Instructions for the task:
Among the entries below, count the lines that contain the word "this". Write down only the total.

* Begin Supplied data *

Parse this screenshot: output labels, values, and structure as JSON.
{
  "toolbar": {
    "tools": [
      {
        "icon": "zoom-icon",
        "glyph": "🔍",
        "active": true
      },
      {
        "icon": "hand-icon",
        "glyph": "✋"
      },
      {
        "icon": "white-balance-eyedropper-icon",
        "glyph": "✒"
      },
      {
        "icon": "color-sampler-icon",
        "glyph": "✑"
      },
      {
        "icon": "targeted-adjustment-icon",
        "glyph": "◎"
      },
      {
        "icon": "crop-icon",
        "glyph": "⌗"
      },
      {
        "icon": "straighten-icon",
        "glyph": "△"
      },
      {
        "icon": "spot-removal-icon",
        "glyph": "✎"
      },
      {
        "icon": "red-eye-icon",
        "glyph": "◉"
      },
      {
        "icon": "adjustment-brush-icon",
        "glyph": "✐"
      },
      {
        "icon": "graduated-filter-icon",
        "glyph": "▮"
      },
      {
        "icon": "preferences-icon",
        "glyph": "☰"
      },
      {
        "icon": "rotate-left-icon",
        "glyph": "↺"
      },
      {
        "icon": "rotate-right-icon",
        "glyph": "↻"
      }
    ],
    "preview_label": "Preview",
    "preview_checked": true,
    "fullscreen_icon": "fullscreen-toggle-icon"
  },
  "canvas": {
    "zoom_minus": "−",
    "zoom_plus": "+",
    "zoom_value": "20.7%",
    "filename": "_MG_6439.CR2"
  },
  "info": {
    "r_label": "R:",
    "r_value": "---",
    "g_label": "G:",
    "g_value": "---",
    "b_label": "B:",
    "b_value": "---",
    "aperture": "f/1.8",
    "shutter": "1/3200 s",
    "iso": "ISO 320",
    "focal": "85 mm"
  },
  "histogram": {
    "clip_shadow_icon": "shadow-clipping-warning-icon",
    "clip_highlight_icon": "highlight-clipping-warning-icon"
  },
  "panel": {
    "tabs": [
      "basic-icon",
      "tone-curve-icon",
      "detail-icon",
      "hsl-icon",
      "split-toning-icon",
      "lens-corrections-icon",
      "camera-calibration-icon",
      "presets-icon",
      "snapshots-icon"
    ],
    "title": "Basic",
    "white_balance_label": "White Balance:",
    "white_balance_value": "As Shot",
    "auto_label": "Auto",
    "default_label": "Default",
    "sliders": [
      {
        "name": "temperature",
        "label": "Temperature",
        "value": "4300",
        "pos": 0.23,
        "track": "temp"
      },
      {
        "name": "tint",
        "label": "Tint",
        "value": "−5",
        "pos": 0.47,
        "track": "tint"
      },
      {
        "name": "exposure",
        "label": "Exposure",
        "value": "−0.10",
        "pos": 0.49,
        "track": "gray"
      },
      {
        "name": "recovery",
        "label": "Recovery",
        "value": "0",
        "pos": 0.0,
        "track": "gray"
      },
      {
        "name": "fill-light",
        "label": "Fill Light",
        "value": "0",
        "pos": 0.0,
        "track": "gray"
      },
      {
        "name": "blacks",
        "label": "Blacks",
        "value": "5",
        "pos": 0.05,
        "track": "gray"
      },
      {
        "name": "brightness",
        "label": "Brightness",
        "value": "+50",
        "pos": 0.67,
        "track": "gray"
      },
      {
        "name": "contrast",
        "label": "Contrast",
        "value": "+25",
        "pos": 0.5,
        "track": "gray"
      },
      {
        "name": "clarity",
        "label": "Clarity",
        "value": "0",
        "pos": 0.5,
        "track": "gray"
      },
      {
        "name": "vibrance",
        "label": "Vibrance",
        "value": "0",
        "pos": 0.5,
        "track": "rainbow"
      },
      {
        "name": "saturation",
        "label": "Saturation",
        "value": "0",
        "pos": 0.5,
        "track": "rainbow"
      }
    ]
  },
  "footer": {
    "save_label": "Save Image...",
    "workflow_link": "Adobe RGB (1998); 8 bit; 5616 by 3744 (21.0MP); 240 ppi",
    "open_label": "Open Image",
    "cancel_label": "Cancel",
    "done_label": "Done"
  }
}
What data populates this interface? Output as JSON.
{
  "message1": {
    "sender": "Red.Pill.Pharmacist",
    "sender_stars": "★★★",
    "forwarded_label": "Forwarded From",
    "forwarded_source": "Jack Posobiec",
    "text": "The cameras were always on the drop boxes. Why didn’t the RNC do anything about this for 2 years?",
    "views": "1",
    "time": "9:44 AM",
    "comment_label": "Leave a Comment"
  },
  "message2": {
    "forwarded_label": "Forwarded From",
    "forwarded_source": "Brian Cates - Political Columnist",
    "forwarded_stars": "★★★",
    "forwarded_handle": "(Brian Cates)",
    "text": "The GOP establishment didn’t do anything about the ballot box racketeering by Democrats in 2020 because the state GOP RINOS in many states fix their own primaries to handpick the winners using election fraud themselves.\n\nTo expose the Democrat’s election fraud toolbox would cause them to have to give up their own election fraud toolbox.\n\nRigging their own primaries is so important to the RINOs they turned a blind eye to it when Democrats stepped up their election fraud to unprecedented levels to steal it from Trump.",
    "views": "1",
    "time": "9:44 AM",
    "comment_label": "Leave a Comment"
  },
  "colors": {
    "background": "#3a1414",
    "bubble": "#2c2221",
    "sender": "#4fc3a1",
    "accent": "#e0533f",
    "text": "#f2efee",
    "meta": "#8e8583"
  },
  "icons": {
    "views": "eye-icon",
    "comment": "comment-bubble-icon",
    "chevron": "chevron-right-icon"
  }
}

* End Supplied data *

Answer to the problem:
3